Omit all images. Write out the rest of the material exactly.

──────── Record set

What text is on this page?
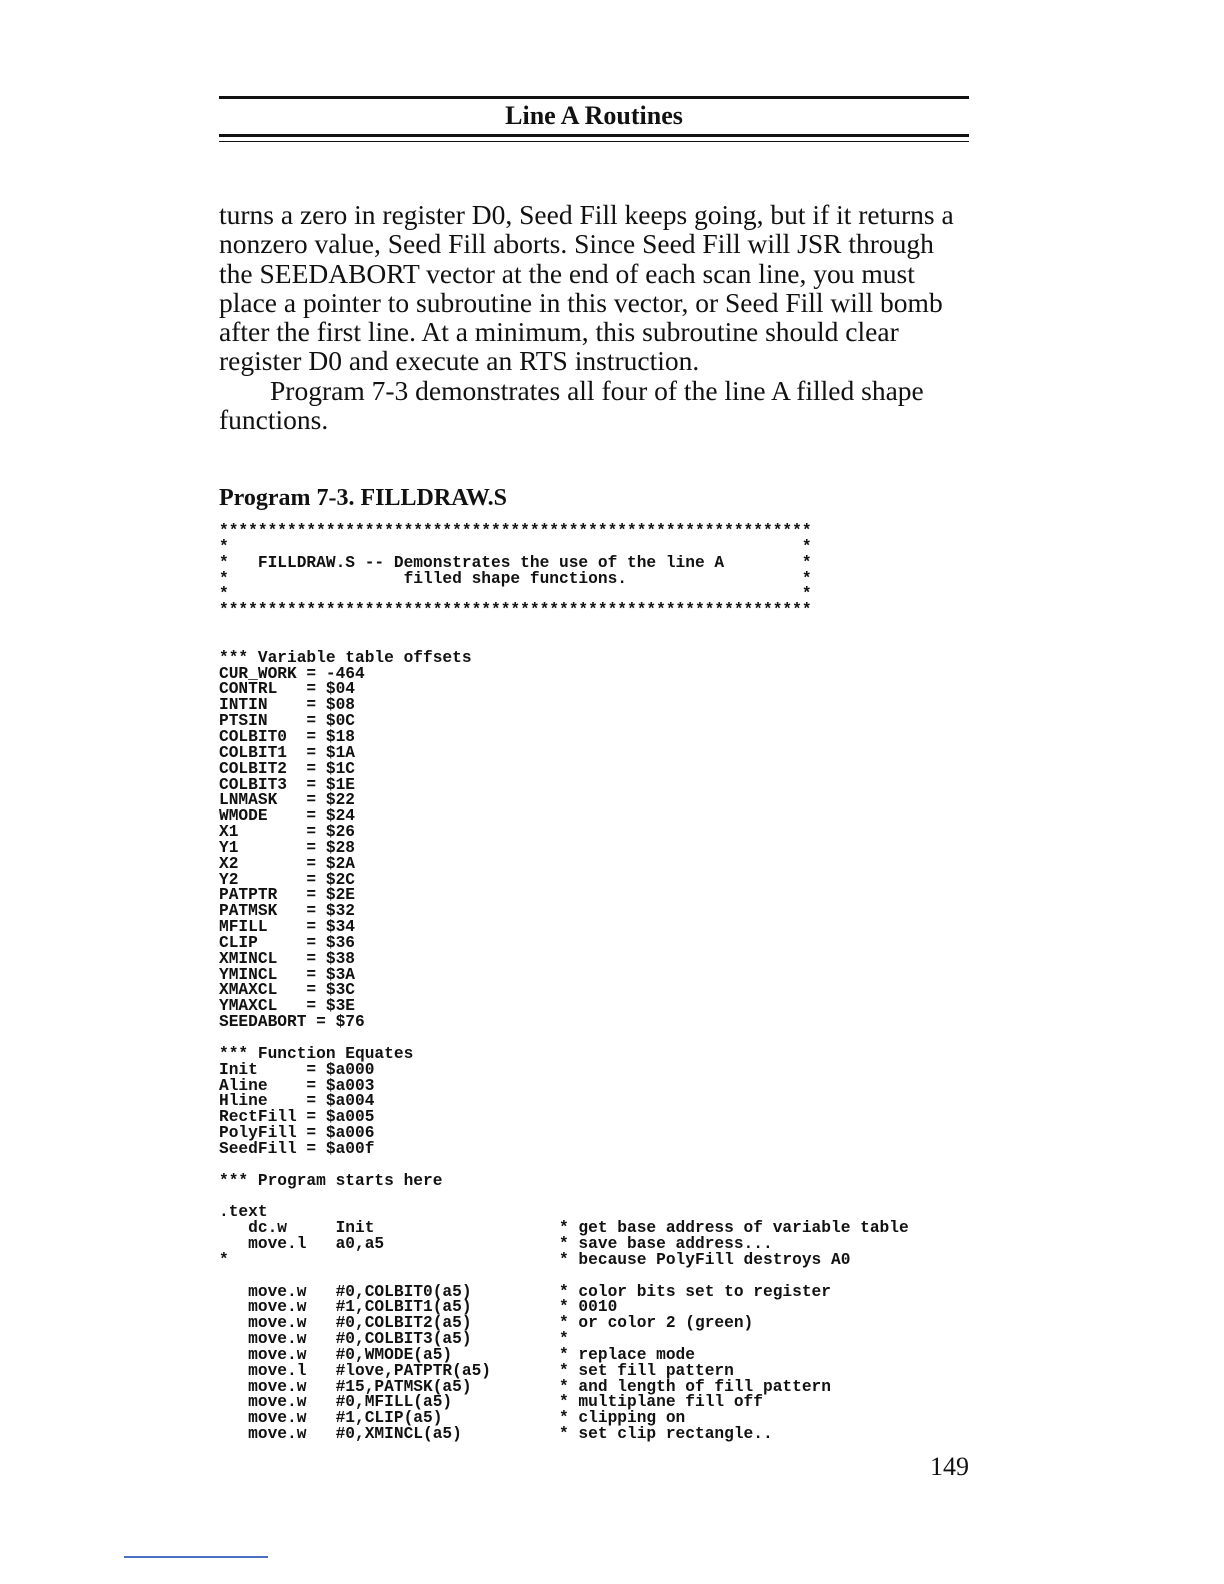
Line A Routines

turns a zero in register D0, Seed Fill keeps going, but if it returns a nonzero value, Seed Fill aborts. Since Seed Fill will JSR through the SEEDABORT vector at the end of each scan line, you must place a pointer to subroutine in this vector, or Seed Fill will bomb after the first line. At a minimum, this subroutine should clear register D0 and execute an RTS instruction.

Program 7-3 demonstrates all four of the line A filled shape functions.

Program 7-3. FILLDRAW.S
*************************************************************
*                                                           *
*   FILLDRAW.S -- Demonstrates the use of the line A        *
*                  filled shape functions.                  *
*                                                           *
*************************************************************
*** Variable table offsets
CUR_WORK = -464
CONTRL   = $04
INTIN    = $08
PTSIN    = $0C
COLBIT0  = $18
COLBIT1  = $1A
COLBIT2  = $1C
COLBIT3  = $1E
LNMASK   = $22
WMODE    = $24
X1       = $26
Y1       = $28
X2       = $2A
Y2       = $2C
PATPTR   = $2E
PATMSK   = $32
MFILL    = $34
CLIP     = $36
XMINCL   = $38
YMINCL   = $3A
XMAXCL   = $3C
YMAXCL   = $3E
SEEDABORT = $76
*** Function Equates
Init     = $a000
Aline    = $a003
Hline    = $a004
RectFill = $a005
PolyFill = $a006
SeedFill = $a00f
*** Program starts here
.text
dc.w     Init                   * get base address of variable table
move.l   a0,a5                  * save base address...
*                                  * because PolyFill destroys A0
move.w   #0,COLBIT0(a5)         * color bits set to register
move.w   #1,COLBIT1(a5)         * 0010
move.w   #0,COLBIT2(a5)         * or color 2 (green)
move.w   #0,COLBIT3(a5)         *
move.w   #0,WMODE(a5)           * replace mode
move.l   #love,PATPTR(a5)       * set fill pattern
move.w   #15,PATMSK(a5)         * and length of fill pattern
move.w   #0,MFILL(a5)           * multiplane fill off
move.w   #1,CLIP(a5)            * clipping on
move.w   #0,XMINCL(a5)          * set clip rectangle..
149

────────────────

▶ _Solution for this task_:
What text is on this page?
Line A Routines

turns a zero in register D0, Seed Fill keeps going, but if it returns a nonzero value, Seed Fill aborts. Since Seed Fill will JSR through the SEEDABORT vector at the end of each scan line, you must place a pointer to subroutine in this vector, or Seed Fill will bomb after the first line. At a minimum, this subroutine should clear register D0 and execute an RTS instruction.

Program 7-3 demonstrates all four of the line A filled shape functions.

Program 7-3. FILLDRAW.S
*************************************************************
*                                                           *
*   FILLDRAW.S -- Demonstrates the use of the line A        *
*                  filled shape functions.                  *
*                                                           *
*************************************************************
*** Variable table offsets
CUR_WORK = -464
CONTRL   = $04
INTIN    = $08
PTSIN    = $0C
COLBIT0  = $18
COLBIT1  = $1A
COLBIT2  = $1C
COLBIT3  = $1E
LNMASK   = $22
WMODE    = $24
X1       = $26
Y1       = $28
X2       = $2A
Y2       = $2C
PATPTR   = $2E
PATMSK   = $32
MFILL    = $34
CLIP     = $36
XMINCL   = $38
YMINCL   = $3A
XMAXCL   = $3C
YMAXCL   = $3E
SEEDABORT = $76
*** Function Equates
Init     = $a000
Aline    = $a003
Hline    = $a004
RectFill = $a005
PolyFill = $a006
SeedFill = $a00f
*** Program starts here
.text
dc.w     Init                   * get base address of variable table
move.l   a0,a5                  * save base address...
*                                  * because PolyFill destroys A0
move.w   #0,COLBIT0(a5)         * color bits set to register
move.w   #1,COLBIT1(a5)         * 0010
move.w   #0,COLBIT2(a5)         * or color 2 (green)
move.w   #0,COLBIT3(a5)         *
move.w   #0,WMODE(a5)           * replace mode
move.l   #love,PATPTR(a5)       * set fill pattern
move.w   #15,PATMSK(a5)         * and length of fill pattern
move.w   #0,MFILL(a5)           * multiplane fill off
move.w   #1,CLIP(a5)            * clipping on
move.w   #0,XMINCL(a5)          * set clip rectangle..
149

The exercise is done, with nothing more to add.